— start DATA —
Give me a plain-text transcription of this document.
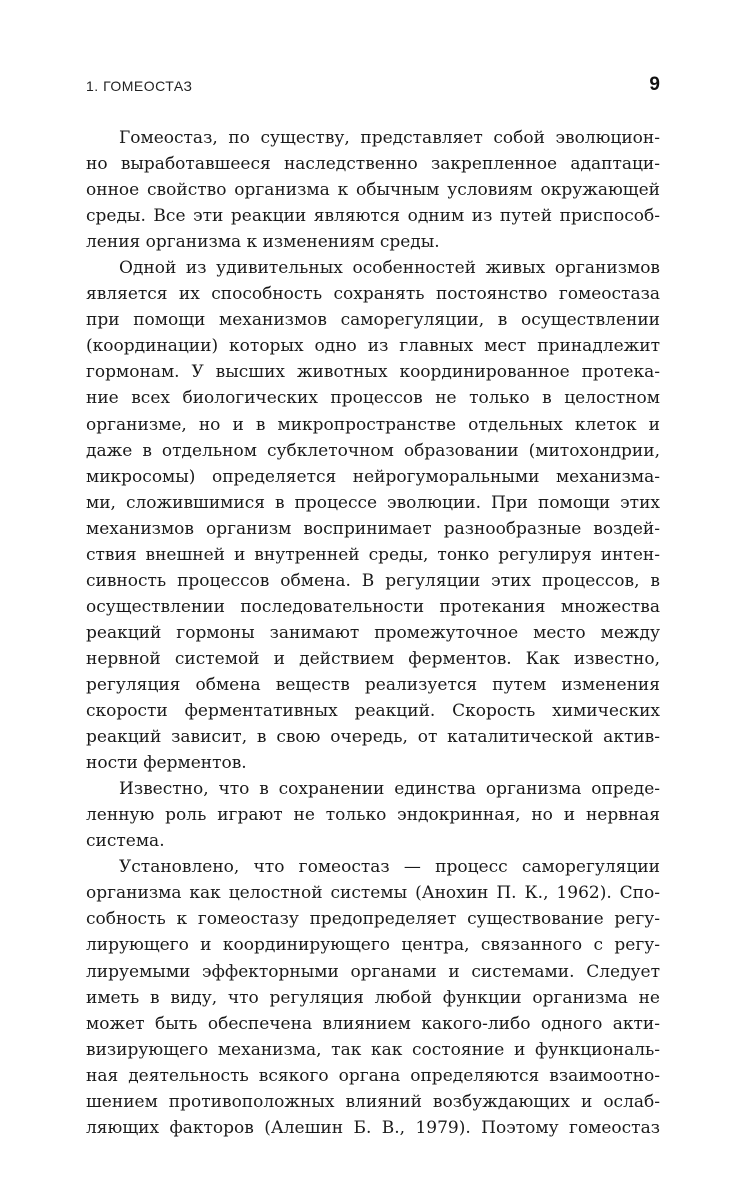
1. ГОМЕОСТАЗ	9
Гомеостаз, по существу, представляет собой эволюцион-
но выработавшееся наследственно закрепленное адаптаци-
онное свойство организма к обычным условиям окружающей
среды. Все эти реакции являются одним из путей приспособ-
ления организма к изменениям среды.
Одной из удивительных особенностей живых организмов
является их способность сохранять постоянство гомеостаза
при помощи механизмов саморегуляции, в осуществлении
(координации) которых одно из главных мест принадлежит
гормонам. У высших животных координированное протека-
ние всех биологических процессов не только в целостном
организме, но и в микропространстве отдельных клеток и
даже в отдельном субклеточном образовании (митохондрии,
микросомы) определяется нейрогуморальными механизма-
ми, сложившимися в процессе эволюции. При помощи этих
механизмов организм воспринимает разнообразные воздей-
ствия внешней и внутренней среды, тонко регулируя интен-
сивность процессов обмена. В регуляции этих процессов, в
осуществлении последовательности протекания множества
реакций гормоны занимают промежуточное место между
нервной системой и действием ферментов. Как известно,
регуляция обмена веществ реализуется путем изменения
скорости ферментативных реакций. Скорость химических
реакций зависит, в свою очередь, от каталитической актив-
ности ферментов.
Известно, что в сохранении единства организма опреде-
ленную роль играют не только эндокринная, но и нервная
система.
Установлено, что гомеостаз — процесс саморегуляции
организма как целостной системы (Анохин П. К., 1962). Спо-
собность к гомеостазу предопределяет существование регу-
лирующего и координирующего центра, связанного с регу-
лируемыми эффекторными органами и системами. Следует
иметь в виду, что регуляция любой функции организма не
может быть обеспечена влиянием какого-либо одного акти-
визирующего механизма, так как состояние и функциональ-
ная деятельность всякого органа определяются взаимоотно-
шением противоположных влияний возбуждающих и ослаб-
ляющих факторов (Алешин Б. В., 1979). Поэтому гомеостаз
— end DATA —
AIM OF THE EXERCISE:
Go through the entries above and print each one exactly, minus the pictures.

THE COMPLETED TASK:
Give me a plain-text transcription of this document.
1. ГОМЕОСТАЗ	9
Гомеостаз, по существу, представляет собой эволюцион-
но выработавшееся наследственно закрепленное адаптаци-
онное свойство организма к обычным условиям окружающей
среды. Все эти реакции являются одним из путей приспособ-
ления организма к изменениям среды.
Одной из удивительных особенностей живых организмов
является их способность сохранять постоянство гомеостаза
при помощи механизмов саморегуляции, в осуществлении
(координации) которых одно из главных мест принадлежит
гормонам. У высших животных координированное протека-
ние всех биологических процессов не только в целостном
организме, но и в микропространстве отдельных клеток и
даже в отдельном субклеточном образовании (митохондрии,
микросомы) определяется нейрогуморальными механизма-
ми, сложившимися в процессе эволюции. При помощи этих
механизмов организм воспринимает разнообразные воздей-
ствия внешней и внутренней среды, тонко регулируя интен-
сивность процессов обмена. В регуляции этих процессов, в
осуществлении последовательности протекания множества
реакций гормоны занимают промежуточное место между
нервной системой и действием ферментов. Как известно,
регуляция обмена веществ реализуется путем изменения
скорости ферментативных реакций. Скорость химических
реакций зависит, в свою очередь, от каталитической актив-
ности ферментов.
Известно, что в сохранении единства организма опреде-
ленную роль играют не только эндокринная, но и нервная
система.
Установлено, что гомеостаз — процесс саморегуляции
организма как целостной системы (Анохин П. К., 1962). Спо-
собность к гомеостазу предопределяет существование регу-
лирующего и координирующего центра, связанного с регу-
лируемыми эффекторными органами и системами. Следует
иметь в виду, что регуляция любой функции организма не
может быть обеспечена влиянием какого-либо одного акти-
визирующего механизма, так как состояние и функциональ-
ная деятельность всякого органа определяются взаимоотно-
шением противоположных влияний возбуждающих и ослаб-
ляющих факторов (Алешин Б. В., 1979). Поэтому гомеостаз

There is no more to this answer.